__EXERCISE INSTRUCTIONS__.
Please return every line in the entries below with the word "name" in it.

*** Opening RECORDS FOR THIS TASK ***

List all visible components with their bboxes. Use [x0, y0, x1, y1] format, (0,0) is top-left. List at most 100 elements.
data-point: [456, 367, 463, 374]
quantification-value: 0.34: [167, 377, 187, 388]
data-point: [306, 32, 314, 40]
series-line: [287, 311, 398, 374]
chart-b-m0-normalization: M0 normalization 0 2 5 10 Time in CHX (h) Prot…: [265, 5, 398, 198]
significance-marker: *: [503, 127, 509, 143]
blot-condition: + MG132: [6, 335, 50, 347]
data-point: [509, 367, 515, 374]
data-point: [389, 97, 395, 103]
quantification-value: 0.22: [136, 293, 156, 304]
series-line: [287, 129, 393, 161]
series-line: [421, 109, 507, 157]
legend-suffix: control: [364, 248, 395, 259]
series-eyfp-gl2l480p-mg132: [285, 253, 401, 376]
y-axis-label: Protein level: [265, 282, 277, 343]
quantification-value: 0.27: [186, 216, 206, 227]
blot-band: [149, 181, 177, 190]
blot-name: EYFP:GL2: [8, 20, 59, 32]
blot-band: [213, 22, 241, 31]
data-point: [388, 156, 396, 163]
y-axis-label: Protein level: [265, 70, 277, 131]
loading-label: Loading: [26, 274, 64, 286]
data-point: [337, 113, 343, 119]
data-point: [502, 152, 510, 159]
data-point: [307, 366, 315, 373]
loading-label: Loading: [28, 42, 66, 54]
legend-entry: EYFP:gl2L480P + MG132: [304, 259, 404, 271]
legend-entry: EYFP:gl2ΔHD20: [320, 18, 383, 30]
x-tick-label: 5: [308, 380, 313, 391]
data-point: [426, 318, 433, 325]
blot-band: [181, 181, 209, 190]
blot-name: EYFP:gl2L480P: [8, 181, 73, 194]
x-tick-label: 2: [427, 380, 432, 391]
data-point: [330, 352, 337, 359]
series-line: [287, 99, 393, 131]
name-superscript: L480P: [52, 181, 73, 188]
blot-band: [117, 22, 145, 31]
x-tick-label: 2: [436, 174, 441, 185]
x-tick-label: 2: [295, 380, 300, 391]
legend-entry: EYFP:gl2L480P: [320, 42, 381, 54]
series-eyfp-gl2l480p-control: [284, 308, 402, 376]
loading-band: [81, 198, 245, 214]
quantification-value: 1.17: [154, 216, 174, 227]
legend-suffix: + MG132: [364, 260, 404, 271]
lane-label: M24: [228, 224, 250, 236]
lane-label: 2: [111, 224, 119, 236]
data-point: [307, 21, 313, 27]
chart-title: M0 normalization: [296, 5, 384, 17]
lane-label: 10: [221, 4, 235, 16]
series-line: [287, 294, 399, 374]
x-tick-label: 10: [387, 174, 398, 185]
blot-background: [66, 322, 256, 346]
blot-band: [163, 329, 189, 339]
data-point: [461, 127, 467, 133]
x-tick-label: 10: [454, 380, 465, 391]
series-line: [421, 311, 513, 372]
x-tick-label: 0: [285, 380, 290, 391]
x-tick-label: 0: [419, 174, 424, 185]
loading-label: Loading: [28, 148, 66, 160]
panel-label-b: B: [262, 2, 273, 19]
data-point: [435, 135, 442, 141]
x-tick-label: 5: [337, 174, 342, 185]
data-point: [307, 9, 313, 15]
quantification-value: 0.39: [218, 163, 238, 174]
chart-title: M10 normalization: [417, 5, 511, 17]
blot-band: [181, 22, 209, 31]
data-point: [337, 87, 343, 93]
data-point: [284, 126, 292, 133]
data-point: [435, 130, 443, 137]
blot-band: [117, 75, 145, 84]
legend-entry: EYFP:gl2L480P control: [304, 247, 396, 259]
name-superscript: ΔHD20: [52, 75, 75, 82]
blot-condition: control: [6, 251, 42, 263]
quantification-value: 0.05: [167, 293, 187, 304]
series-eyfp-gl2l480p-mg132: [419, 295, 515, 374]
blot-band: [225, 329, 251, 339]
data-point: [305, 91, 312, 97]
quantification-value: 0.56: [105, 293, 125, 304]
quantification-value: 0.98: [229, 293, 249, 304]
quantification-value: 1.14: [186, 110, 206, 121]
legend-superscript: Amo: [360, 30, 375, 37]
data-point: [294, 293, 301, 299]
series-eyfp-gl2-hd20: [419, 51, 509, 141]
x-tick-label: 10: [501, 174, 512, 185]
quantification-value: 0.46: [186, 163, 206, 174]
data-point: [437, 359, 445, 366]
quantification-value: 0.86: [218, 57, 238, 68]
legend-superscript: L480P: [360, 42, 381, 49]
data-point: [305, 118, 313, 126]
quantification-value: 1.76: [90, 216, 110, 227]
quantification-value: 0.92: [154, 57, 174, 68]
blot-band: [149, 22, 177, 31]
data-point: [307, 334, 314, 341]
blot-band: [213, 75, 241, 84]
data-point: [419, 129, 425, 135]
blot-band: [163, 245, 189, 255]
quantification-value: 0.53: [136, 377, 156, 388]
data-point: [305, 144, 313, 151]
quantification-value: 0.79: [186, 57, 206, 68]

*** Closing RECORDS FOR THIS TASK ***

__TASK ANSWER__.
blot-name: EYFP:GL2: [8, 20, 59, 32]
blot-name: EYFP:gl2L480P: [8, 181, 73, 194]
name-superscript: L480P: [52, 181, 73, 188]
name-superscript: ΔHD20: [52, 75, 75, 82]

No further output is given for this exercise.